Excerpted records =>
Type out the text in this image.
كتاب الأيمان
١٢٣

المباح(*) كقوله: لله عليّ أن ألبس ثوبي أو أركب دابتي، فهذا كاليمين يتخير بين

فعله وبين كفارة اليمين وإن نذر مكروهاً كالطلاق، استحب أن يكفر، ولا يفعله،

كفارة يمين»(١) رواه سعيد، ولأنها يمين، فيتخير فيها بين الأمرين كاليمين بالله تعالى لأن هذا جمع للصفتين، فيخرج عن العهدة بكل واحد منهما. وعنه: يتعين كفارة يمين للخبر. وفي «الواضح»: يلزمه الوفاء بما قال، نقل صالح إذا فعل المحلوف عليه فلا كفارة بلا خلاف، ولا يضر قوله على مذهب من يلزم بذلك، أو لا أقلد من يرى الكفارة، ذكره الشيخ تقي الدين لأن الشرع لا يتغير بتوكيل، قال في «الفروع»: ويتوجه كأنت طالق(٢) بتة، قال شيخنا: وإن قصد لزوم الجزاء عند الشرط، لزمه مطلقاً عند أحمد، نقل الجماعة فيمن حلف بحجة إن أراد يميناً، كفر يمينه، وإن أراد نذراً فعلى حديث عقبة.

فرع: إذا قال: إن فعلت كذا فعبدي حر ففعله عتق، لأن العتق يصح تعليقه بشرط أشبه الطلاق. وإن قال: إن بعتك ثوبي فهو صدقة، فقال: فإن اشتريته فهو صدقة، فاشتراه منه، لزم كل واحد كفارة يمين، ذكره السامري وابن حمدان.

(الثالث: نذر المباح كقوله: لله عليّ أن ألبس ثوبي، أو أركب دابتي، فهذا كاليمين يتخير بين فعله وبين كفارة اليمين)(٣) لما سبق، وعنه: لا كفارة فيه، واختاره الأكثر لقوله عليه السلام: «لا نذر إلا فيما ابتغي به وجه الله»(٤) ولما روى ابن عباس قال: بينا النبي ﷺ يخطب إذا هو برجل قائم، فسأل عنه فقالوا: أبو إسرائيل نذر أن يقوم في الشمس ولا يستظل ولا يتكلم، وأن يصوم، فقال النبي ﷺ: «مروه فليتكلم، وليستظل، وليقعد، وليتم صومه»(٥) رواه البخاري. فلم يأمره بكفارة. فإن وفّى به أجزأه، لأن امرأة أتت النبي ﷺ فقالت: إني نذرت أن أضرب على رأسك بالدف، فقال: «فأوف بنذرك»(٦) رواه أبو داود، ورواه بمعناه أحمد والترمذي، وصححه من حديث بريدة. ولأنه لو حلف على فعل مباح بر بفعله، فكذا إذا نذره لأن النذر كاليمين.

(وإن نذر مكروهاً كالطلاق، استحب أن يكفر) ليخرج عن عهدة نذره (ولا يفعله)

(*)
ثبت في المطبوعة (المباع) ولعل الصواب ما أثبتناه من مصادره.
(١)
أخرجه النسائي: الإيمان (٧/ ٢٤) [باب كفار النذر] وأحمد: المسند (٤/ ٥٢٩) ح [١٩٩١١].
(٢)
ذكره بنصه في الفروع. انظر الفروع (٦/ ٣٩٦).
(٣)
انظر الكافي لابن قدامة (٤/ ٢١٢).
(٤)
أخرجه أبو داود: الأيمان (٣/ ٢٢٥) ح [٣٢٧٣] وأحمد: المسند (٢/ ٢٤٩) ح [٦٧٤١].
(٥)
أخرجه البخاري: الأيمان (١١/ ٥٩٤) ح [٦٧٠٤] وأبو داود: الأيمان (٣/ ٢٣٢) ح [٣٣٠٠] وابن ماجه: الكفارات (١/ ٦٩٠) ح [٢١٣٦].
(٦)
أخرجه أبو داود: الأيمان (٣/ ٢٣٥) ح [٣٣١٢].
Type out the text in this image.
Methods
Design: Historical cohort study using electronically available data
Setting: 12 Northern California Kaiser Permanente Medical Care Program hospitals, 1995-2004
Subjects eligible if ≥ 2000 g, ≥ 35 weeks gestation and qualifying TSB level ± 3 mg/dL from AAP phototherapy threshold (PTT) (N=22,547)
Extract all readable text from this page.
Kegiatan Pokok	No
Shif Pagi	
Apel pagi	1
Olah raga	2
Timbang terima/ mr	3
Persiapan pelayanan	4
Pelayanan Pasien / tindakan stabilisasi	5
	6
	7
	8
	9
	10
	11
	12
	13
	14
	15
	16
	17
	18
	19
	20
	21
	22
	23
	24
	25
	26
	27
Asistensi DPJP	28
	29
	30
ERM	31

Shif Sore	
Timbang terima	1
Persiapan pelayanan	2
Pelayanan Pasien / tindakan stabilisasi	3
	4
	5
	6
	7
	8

Do this =>
The entries above must be returned in full, exactly as shown.

Full response =>
Type out the text in this image.
كتاب الأيمان
١٢٣

المباح(*) كقوله: لله عليّ أن ألبس ثوبي أو أركب دابتي، فهذا كاليمين يتخير بين

فعله وبين كفارة اليمين وإن نذر مكروهاً كالطلاق، استحب أن يكفر، ولا يفعله،

كفارة يمين»(١) رواه سعيد، ولأنها يمين، فيتخير فيها بين الأمرين كاليمين بالله تعالى لأن هذا جمع للصفتين، فيخرج عن العهدة بكل واحد منهما. وعنه: يتعين كفارة يمين للخبر. وفي «الواضح»: يلزمه الوفاء بما قال، نقل صالح إذا فعل المحلوف عليه فلا كفارة بلا خلاف، ولا يضر قوله على مذهب من يلزم بذلك، أو لا أقلد من يرى الكفارة، ذكره الشيخ تقي الدين لأن الشرع لا يتغير بتوكيل، قال في «الفروع»: ويتوجه كأنت طالق(٢) بتة، قال شيخنا: وإن قصد لزوم الجزاء عند الشرط، لزمه مطلقاً عند أحمد، نقل الجماعة فيمن حلف بحجة إن أراد يميناً، كفر يمينه، وإن أراد نذراً فعلى حديث عقبة.

فرع: إذا قال: إن فعلت كذا فعبدي حر ففعله عتق، لأن العتق يصح تعليقه بشرط أشبه الطلاق. وإن قال: إن بعتك ثوبي فهو صدقة، فقال: فإن اشتريته فهو صدقة، فاشتراه منه، لزم كل واحد كفارة يمين، ذكره السامري وابن حمدان.

(الثالث: نذر المباح كقوله: لله عليّ أن ألبس ثوبي، أو أركب دابتي، فهذا كاليمين يتخير بين فعله وبين كفارة اليمين)(٣) لما سبق، وعنه: لا كفارة فيه، واختاره الأكثر لقوله عليه السلام: «لا نذر إلا فيما ابتغي به وجه الله»(٤) ولما روى ابن عباس قال: بينا النبي ﷺ يخطب إذا هو برجل قائم، فسأل عنه فقالوا: أبو إسرائيل نذر أن يقوم في الشمس ولا يستظل ولا يتكلم، وأن يصوم، فقال النبي ﷺ: «مروه فليتكلم، وليستظل، وليقعد، وليتم صومه»(٥) رواه البخاري. فلم يأمره بكفارة. فإن وفّى به أجزأه، لأن امرأة أتت النبي ﷺ فقالت: إني نذرت أن أضرب على رأسك بالدف، فقال: «فأوف بنذرك»(٦) رواه أبو داود، ورواه بمعناه أحمد والترمذي، وصححه من حديث بريدة. ولأنه لو حلف على فعل مباح بر بفعله، فكذا إذا نذره لأن النذر كاليمين.

(وإن نذر مكروهاً كالطلاق، استحب أن يكفر) ليخرج عن عهدة نذره (ولا يفعله)

(*)
ثبت في المطبوعة (المباع) ولعل الصواب ما أثبتناه من مصادره.
(١)
أخرجه النسائي: الإيمان (٧/ ٢٤) [باب كفار النذر] وأحمد: المسند (٤/ ٥٢٩) ح [١٩٩١١].
(٢)
ذكره بنصه في الفروع. انظر الفروع (٦/ ٣٩٦).
(٣)
انظر الكافي لابن قدامة (٤/ ٢١٢).
(٤)
أخرجه أبو داود: الأيمان (٣/ ٢٢٥) ح [٣٢٧٣] وأحمد: المسند (٢/ ٢٤٩) ح [٦٧٤١].
(٥)
أخرجه البخاري: الأيمان (١١/ ٥٩٤) ح [٦٧٠٤] وأبو داود: الأيمان (٣/ ٢٣٢) ح [٣٣٠٠] وابن ماجه: الكفارات (١/ ٦٩٠) ح [٢١٣٦].
(٦)
أخرجه أبو داود: الأيمان (٣/ ٢٣٥) ح [٣٣١٢].
Type out the text in this image.
Methods
Design: Historical cohort study using electronically available data
Setting: 12 Northern California Kaiser Permanente Medical Care Program hospitals, 1995-2004
Subjects eligible if ≥ 2000 g, ≥ 35 weeks gestation and qualifying TSB level ± 3 mg/dL from AAP phototherapy threshold (PTT) (N=22,547)
Extract all readable text from this page.
Kegiatan Pokok	No
Shif Pagi	
Apel pagi	1
Olah raga	2
Timbang terima/ mr	3
Persiapan pelayanan	4
Pelayanan Pasien / tindakan stabilisasi	5
	6
	7
	8
	9
	10
	11
	12
	13
	14
	15
	16
	17
	18
	19
	20
	21
	22
	23
	24
	25
	26
	27
Asistensi DPJP	28
	29
	30
ERM	31

Shif Sore	
Timbang terima	1
Persiapan pelayanan	2
Pelayanan Pasien / tindakan stabilisasi	3
	4
	5
	6
	7
	8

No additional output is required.